***** INPUT RECORDS
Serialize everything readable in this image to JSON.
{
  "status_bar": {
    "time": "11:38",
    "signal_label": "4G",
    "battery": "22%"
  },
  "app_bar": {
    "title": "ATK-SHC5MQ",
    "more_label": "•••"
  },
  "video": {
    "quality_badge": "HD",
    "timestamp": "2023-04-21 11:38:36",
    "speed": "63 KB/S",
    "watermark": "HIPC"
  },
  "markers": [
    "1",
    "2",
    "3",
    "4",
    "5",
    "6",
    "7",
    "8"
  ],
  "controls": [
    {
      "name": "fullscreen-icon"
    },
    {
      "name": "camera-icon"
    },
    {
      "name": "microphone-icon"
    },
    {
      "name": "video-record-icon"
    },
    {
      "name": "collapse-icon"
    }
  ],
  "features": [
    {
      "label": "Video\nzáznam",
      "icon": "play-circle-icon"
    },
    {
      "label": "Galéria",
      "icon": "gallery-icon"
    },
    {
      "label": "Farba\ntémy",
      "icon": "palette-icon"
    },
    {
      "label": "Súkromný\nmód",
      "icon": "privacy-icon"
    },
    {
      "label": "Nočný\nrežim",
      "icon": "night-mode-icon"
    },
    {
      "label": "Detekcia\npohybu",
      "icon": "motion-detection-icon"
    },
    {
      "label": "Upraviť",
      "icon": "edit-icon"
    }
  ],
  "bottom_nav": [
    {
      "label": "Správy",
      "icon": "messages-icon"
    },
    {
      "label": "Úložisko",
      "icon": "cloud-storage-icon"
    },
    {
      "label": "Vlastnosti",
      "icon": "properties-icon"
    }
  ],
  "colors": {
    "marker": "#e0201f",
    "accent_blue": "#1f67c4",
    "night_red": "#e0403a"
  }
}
**********
**THE TASK:**
Find and copy each line above that includes the string "name".

**FULL OUTPUT:**
      "name": "fullscreen-icon"
      "name": "camera-icon"
      "name": "microphone-icon"
      "name": "video-record-icon"
      "name": "collapse-icon"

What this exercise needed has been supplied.